▶ **Stated problem**: Say how many lines contain the word "Base". Only the number should be given.

[start Supplied material]

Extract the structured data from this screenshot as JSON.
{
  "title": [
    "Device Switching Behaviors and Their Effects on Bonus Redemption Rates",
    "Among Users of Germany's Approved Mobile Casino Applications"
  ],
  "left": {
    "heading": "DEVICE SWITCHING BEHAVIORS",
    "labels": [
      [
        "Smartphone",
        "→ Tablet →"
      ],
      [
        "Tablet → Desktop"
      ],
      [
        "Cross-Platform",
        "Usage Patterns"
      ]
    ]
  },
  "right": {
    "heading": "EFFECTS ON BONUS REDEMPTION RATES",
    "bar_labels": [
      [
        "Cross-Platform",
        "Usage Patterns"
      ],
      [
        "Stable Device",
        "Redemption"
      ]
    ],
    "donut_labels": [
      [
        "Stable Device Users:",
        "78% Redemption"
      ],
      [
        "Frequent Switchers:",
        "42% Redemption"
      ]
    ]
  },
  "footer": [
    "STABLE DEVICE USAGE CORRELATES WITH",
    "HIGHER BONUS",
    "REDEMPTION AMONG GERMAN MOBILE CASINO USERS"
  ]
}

[end Supplied material]
[start Supplied material]

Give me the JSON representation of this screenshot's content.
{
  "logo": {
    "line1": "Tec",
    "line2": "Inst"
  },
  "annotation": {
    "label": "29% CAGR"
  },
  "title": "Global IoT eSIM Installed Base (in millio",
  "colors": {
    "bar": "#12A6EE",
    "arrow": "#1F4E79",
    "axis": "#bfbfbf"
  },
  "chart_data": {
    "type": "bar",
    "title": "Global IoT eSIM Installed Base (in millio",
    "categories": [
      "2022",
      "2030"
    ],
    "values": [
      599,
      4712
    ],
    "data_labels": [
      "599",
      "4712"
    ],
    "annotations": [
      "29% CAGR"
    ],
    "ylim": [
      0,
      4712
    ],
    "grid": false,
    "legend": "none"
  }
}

[end Supplied material]
[start Supplied material]

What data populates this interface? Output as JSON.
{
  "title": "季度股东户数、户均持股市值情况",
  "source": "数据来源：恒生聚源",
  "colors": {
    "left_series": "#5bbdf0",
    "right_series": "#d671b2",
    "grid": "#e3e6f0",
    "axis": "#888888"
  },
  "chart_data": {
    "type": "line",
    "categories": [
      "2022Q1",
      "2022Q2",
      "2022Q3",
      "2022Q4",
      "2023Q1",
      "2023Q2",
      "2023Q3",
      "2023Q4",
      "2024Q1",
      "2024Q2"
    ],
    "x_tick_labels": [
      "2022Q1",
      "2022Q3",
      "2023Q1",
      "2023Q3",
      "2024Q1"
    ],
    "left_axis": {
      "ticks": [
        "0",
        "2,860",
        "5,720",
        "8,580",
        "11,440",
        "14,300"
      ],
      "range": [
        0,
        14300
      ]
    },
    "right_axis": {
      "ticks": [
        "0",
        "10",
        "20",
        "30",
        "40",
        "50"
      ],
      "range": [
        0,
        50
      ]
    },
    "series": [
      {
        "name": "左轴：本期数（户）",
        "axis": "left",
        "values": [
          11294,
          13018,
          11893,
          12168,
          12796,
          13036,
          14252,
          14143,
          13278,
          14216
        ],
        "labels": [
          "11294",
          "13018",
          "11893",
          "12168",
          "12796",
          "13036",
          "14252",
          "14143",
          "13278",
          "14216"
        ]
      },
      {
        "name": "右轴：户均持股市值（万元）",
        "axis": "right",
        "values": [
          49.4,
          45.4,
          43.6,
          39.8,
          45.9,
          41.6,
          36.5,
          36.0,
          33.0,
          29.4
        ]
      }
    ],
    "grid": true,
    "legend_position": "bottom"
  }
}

[end Supplied material]

▶ **Answer**: 2